Gather each line of the entries below that includes "Методы".

## Begin LISTED ENTRIES

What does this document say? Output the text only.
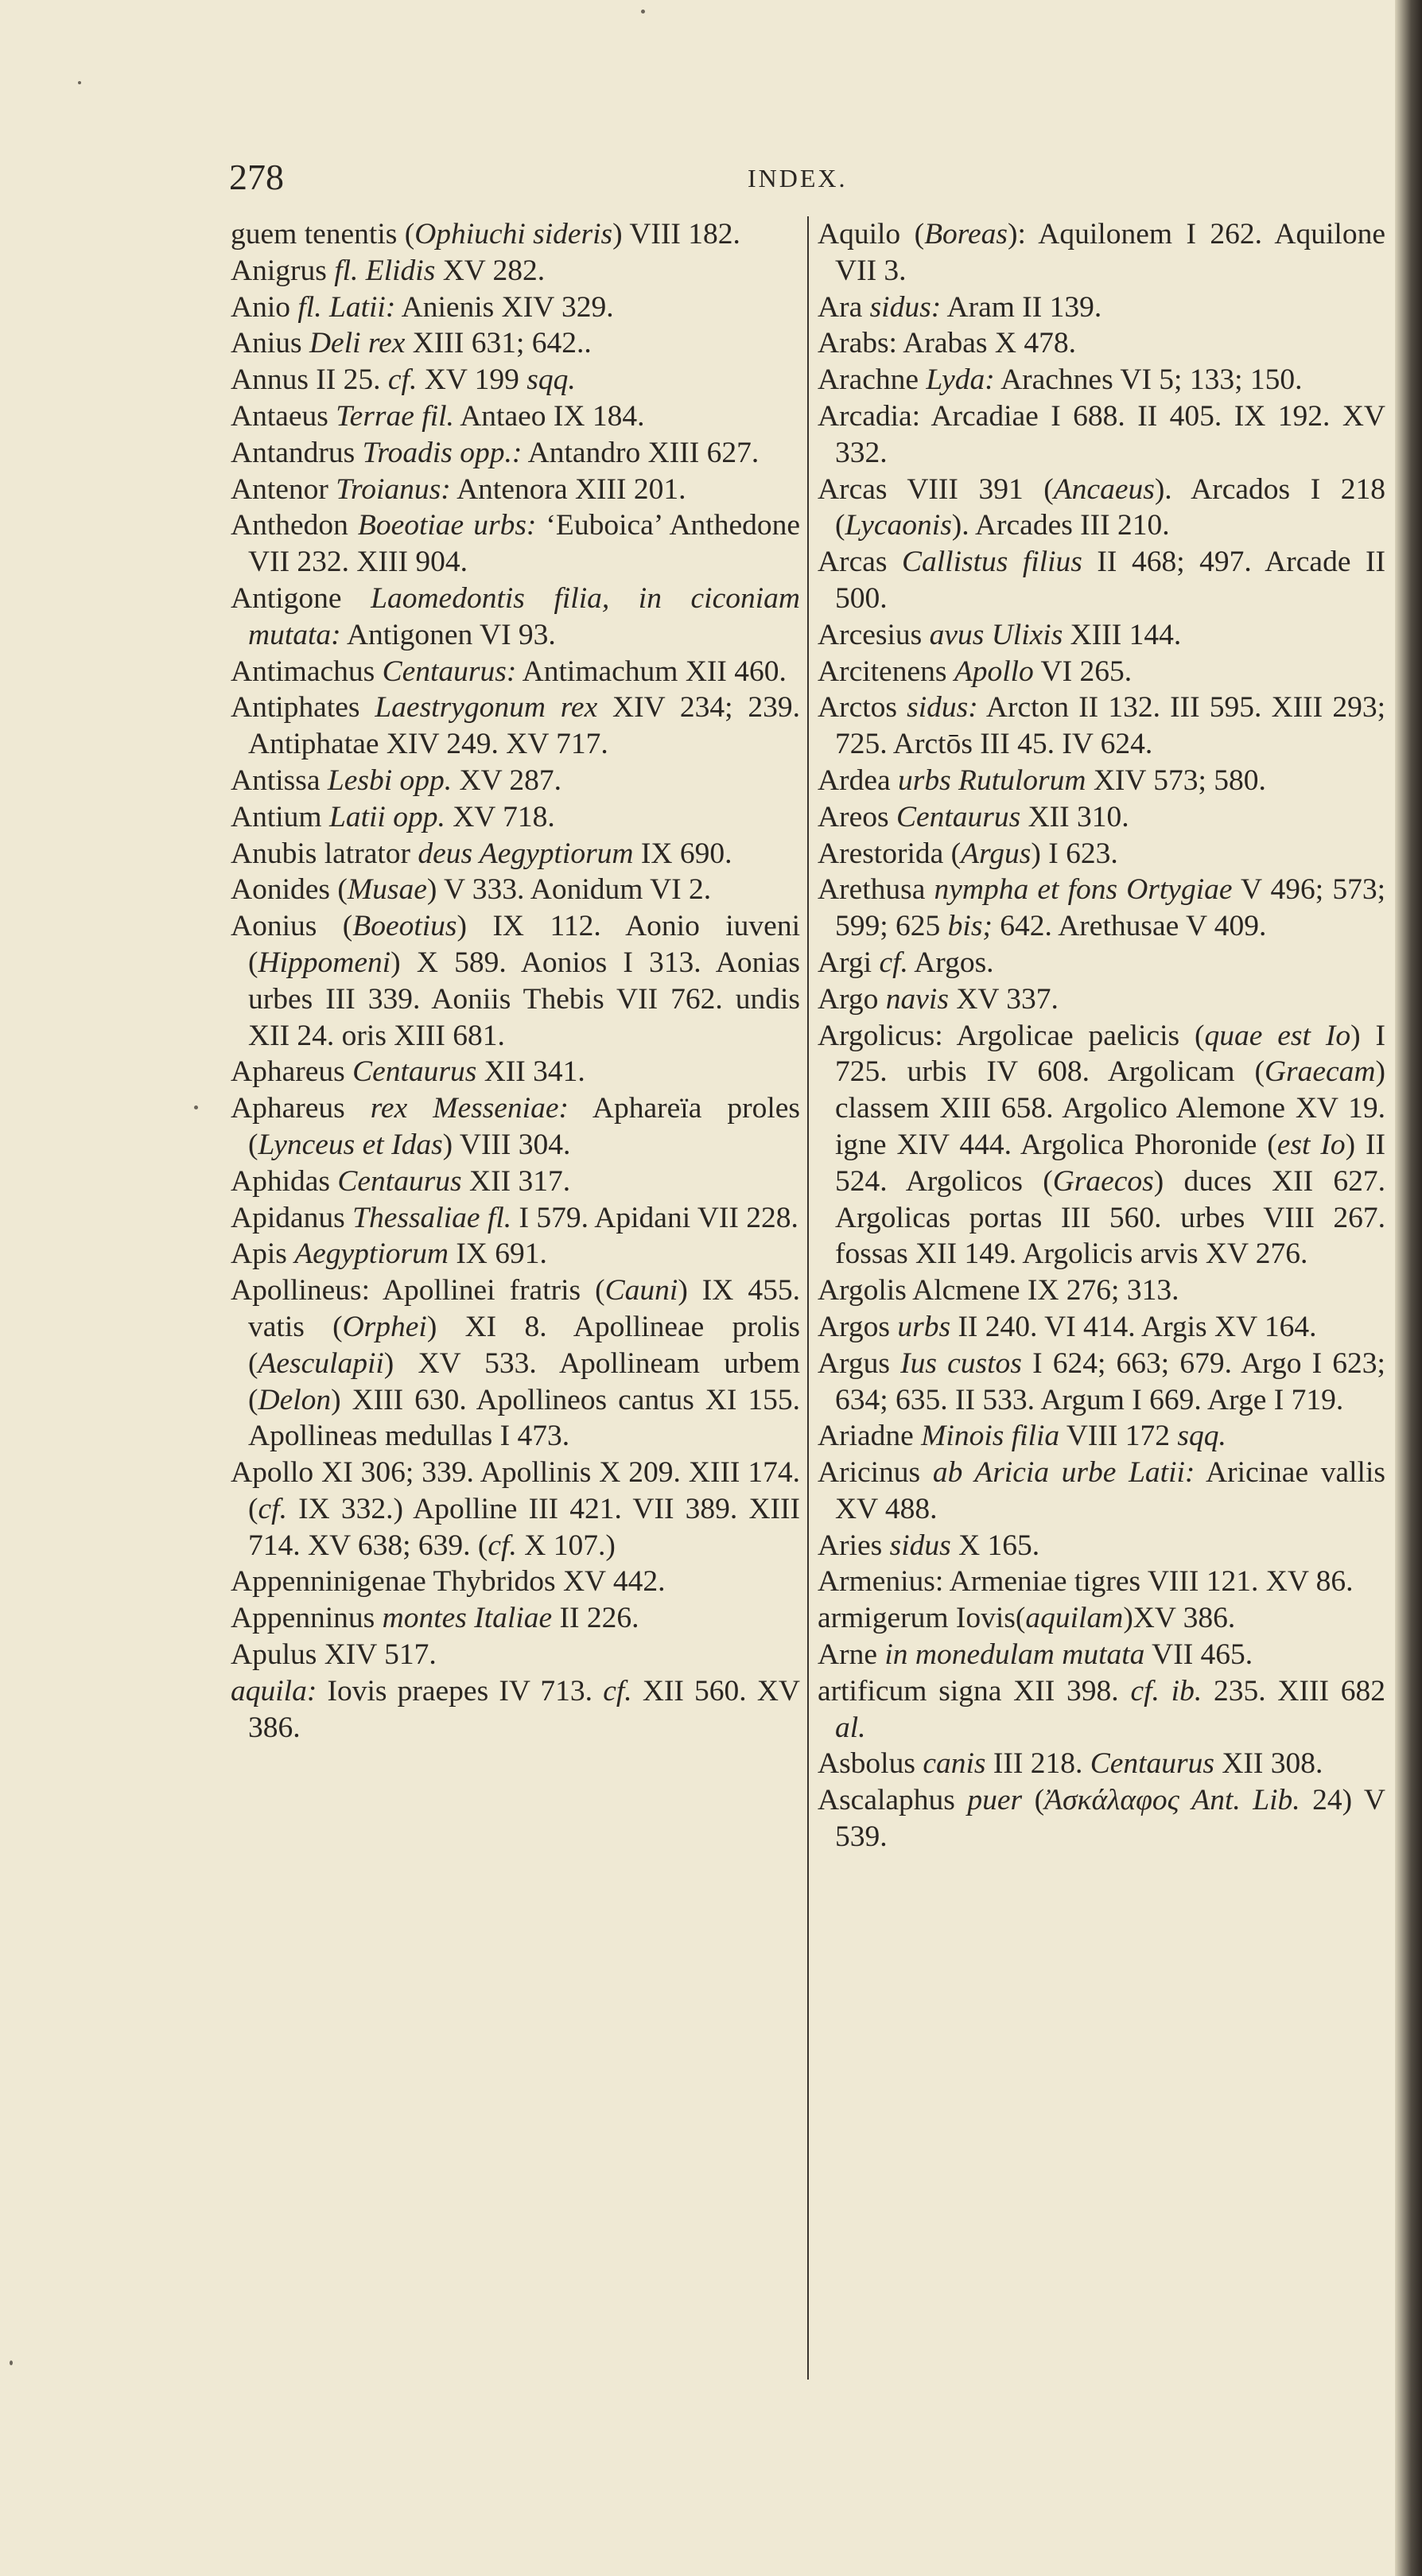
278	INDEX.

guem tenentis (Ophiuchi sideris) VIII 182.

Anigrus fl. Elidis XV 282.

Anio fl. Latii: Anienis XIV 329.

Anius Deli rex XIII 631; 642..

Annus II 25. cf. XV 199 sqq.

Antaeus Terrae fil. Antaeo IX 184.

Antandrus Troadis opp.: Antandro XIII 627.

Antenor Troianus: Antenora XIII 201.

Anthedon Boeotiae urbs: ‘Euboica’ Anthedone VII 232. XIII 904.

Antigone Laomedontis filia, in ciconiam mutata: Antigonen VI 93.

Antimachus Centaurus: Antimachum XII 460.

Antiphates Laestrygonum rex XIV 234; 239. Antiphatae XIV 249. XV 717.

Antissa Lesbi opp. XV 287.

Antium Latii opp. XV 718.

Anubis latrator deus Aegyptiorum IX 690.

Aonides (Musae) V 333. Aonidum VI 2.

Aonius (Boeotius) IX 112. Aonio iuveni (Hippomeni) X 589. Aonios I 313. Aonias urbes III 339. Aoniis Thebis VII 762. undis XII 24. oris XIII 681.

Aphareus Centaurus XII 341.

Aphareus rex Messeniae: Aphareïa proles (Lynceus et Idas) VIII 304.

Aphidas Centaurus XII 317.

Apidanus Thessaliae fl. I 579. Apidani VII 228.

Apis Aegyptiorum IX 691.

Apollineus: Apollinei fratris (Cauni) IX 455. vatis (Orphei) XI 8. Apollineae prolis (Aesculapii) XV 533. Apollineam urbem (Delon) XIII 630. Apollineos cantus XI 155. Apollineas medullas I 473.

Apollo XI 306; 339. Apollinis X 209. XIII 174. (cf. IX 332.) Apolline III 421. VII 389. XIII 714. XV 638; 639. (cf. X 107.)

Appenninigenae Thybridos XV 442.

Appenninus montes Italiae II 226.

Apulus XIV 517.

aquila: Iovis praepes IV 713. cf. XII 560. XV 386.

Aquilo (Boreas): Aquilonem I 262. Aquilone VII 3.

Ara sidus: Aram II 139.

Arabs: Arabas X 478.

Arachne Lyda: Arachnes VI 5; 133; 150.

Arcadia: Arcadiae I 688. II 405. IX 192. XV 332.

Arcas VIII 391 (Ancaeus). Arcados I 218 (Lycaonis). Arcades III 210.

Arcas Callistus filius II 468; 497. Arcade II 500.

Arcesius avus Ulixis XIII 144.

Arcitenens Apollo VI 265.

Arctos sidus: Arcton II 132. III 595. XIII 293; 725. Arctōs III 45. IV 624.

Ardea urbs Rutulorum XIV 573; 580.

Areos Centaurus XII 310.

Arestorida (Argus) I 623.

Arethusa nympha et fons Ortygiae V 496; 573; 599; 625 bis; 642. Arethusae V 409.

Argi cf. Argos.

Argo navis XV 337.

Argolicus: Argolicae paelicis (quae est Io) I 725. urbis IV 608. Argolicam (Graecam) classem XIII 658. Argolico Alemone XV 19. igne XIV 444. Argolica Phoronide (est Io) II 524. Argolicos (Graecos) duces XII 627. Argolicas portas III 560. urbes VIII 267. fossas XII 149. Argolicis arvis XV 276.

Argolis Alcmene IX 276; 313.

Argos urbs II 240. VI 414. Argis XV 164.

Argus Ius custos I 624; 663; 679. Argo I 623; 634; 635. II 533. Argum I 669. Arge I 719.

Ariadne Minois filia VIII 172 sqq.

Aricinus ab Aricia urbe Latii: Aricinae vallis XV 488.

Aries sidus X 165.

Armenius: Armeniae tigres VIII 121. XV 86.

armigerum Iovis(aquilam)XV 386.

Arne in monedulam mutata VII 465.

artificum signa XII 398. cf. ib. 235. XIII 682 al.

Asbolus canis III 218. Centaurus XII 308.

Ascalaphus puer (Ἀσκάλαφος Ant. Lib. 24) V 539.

## End LISTED ENTRIES
## Begin LISTED ENTRIES

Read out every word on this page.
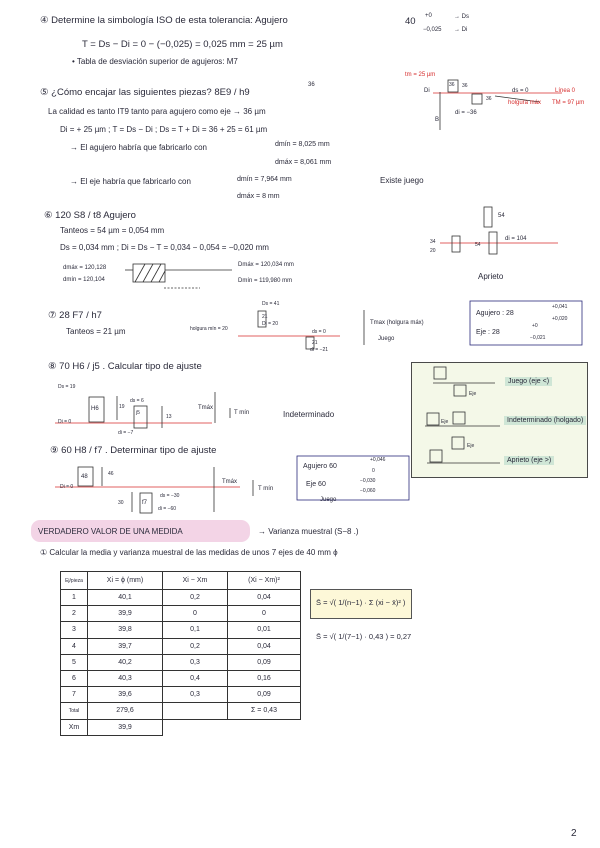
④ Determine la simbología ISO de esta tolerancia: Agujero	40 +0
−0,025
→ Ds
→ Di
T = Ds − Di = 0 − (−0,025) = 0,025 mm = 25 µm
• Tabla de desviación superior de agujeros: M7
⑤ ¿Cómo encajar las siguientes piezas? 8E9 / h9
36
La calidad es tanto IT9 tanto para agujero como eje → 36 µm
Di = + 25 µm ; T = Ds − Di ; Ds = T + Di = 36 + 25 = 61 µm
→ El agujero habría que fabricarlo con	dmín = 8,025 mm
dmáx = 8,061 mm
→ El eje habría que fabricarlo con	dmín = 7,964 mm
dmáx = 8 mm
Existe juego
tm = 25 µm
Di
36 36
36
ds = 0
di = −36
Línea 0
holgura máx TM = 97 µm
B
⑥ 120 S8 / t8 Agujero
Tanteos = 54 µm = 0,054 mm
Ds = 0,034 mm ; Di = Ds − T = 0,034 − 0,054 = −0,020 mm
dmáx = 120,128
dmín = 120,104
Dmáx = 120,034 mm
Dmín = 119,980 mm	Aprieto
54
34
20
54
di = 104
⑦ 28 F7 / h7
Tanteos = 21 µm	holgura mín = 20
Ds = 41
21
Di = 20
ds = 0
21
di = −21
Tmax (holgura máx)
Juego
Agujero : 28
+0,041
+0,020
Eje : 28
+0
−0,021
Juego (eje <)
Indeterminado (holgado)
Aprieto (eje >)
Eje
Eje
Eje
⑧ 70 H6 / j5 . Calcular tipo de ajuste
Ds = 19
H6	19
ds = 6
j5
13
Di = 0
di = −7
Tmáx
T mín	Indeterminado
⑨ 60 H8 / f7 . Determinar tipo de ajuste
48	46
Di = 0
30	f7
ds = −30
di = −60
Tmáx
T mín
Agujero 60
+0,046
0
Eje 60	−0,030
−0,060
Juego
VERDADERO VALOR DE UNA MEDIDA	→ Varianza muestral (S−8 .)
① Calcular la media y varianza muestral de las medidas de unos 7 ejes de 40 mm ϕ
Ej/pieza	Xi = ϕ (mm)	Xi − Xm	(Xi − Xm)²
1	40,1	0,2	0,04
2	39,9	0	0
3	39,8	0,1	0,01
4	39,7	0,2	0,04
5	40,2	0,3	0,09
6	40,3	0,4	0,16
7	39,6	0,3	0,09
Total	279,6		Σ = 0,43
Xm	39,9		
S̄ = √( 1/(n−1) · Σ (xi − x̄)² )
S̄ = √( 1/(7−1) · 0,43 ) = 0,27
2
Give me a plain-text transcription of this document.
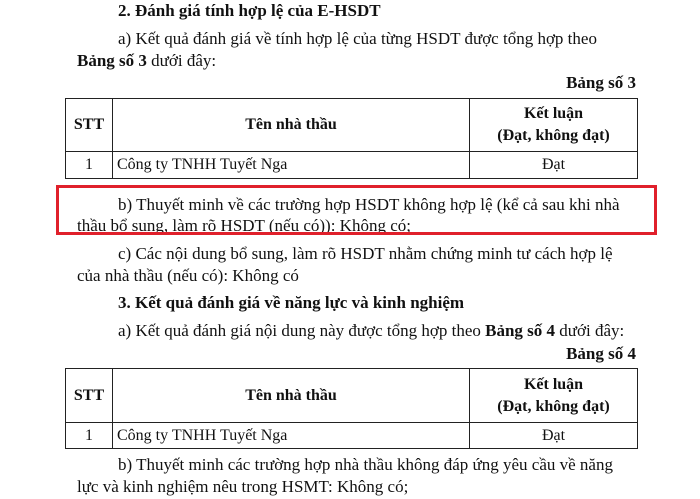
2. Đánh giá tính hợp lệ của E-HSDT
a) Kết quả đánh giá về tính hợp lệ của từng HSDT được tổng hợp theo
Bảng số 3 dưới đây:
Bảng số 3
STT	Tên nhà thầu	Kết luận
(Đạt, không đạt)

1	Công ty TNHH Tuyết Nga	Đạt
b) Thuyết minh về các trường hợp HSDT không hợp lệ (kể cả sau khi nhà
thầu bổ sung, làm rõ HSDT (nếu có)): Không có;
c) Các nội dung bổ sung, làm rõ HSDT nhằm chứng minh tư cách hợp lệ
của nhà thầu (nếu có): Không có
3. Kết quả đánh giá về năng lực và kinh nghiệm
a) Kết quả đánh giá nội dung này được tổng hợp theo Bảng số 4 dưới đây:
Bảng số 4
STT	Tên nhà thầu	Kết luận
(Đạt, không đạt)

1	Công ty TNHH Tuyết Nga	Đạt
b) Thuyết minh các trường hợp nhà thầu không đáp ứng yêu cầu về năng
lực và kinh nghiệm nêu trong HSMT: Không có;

## End LISTED ENTRIES
## Begin LISTED ENTRIES

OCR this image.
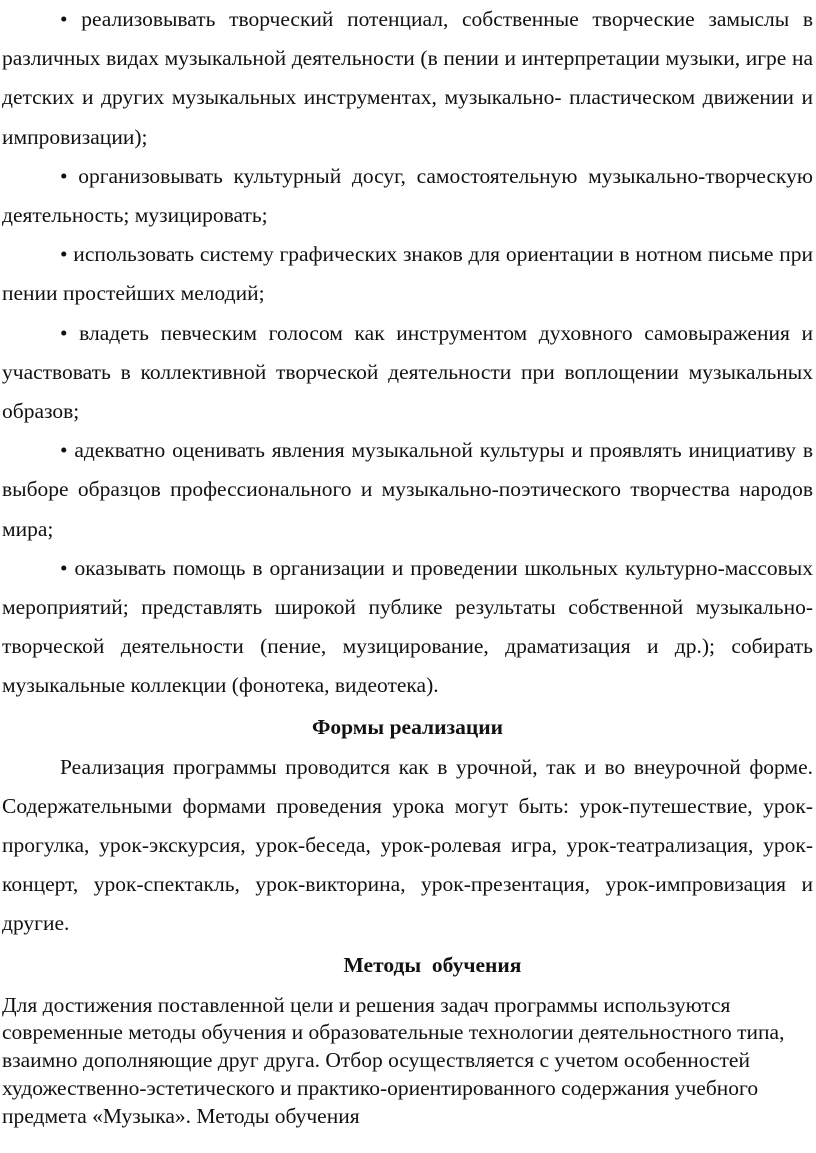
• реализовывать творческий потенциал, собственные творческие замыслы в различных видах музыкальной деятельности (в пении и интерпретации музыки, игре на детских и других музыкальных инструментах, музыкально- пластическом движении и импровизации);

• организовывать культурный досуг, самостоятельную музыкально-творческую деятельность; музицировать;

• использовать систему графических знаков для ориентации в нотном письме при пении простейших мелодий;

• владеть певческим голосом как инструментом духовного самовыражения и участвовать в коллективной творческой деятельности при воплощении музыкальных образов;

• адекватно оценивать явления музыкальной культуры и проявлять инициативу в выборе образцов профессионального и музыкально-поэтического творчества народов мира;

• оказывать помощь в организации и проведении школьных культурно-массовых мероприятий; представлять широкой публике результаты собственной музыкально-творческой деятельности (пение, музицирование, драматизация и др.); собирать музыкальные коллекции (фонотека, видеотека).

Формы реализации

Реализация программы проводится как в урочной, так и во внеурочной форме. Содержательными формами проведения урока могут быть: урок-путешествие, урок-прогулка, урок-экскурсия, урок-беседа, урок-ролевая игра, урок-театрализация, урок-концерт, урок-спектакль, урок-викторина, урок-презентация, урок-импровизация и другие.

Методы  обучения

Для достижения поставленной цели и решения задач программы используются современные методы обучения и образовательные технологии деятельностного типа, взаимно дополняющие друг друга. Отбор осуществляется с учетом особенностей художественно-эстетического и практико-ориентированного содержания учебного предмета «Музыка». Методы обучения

## End LISTED ENTRIES

◆ **SOLUTION FOR THIS TASK**:
Методы  обучения
Для достижения поставленной цели и решения задач программы используются современные методы обучения и образовательные технологии деятельностного типа, взаимно дополняющие друг друга. Отбор осуществляется с учетом особенностей художественно-эстетического и практико-ориентированного содержания учебного предмета «Музыка». Методы обучения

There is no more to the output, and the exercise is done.